[Aim of the exercise]
Each entry has to be copied exactly, with nothing missed.

+++

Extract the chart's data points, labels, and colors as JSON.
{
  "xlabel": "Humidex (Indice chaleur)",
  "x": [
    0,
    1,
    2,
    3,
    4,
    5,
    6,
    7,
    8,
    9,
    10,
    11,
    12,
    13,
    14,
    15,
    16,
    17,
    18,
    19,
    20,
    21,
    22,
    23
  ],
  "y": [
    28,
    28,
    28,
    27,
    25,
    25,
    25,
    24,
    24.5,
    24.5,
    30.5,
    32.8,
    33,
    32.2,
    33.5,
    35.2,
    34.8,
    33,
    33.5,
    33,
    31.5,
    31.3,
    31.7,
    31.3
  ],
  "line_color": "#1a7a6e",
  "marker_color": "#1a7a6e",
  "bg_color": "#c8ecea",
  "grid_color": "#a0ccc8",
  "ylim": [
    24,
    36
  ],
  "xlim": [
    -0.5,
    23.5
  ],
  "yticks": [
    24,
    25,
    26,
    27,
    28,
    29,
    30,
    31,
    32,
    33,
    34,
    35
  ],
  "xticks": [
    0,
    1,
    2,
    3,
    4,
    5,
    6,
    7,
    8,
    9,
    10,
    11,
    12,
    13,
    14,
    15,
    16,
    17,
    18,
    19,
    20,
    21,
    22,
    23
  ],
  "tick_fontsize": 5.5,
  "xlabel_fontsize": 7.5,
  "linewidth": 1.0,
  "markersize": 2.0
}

+++

[Response to this task]
Extract the chart's data points, labels, and colors as JSON.
{
  "xlabel": "Humidex (Indice chaleur)",
  "x": [
    0,
    1,
    2,
    3,
    4,
    5,
    6,
    7,
    8,
    9,
    10,
    11,
    12,
    13,
    14,
    15,
    16,
    17,
    18,
    19,
    20,
    21,
    22,
    23
  ],
  "y": [
    28,
    28,
    28,
    27,
    25,
    25,
    25,
    24,
    24.5,
    24.5,
    30.5,
    32.8,
    33,
    32.2,
    33.5,
    35.2,
    34.8,
    33,
    33.5,
    33,
    31.5,
    31.3,
    31.7,
    31.3
  ],
  "line_color": "#1a7a6e",
  "marker_color": "#1a7a6e",
  "bg_color": "#c8ecea",
  "grid_color": "#a0ccc8",
  "ylim": [
    24,
    36
  ],
  "xlim": [
    -0.5,
    23.5
  ],
  "yticks": [
    24,
    25,
    26,
    27,
    28,
    29,
    30,
    31,
    32,
    33,
    34,
    35
  ],
  "xticks": [
    0,
    1,
    2,
    3,
    4,
    5,
    6,
    7,
    8,
    9,
    10,
    11,
    12,
    13,
    14,
    15,
    16,
    17,
    18,
    19,
    20,
    21,
    22,
    23
  ],
  "tick_fontsize": 5.5,
  "xlabel_fontsize": 7.5,
  "linewidth": 1.0,
  "markersize": 2.0
}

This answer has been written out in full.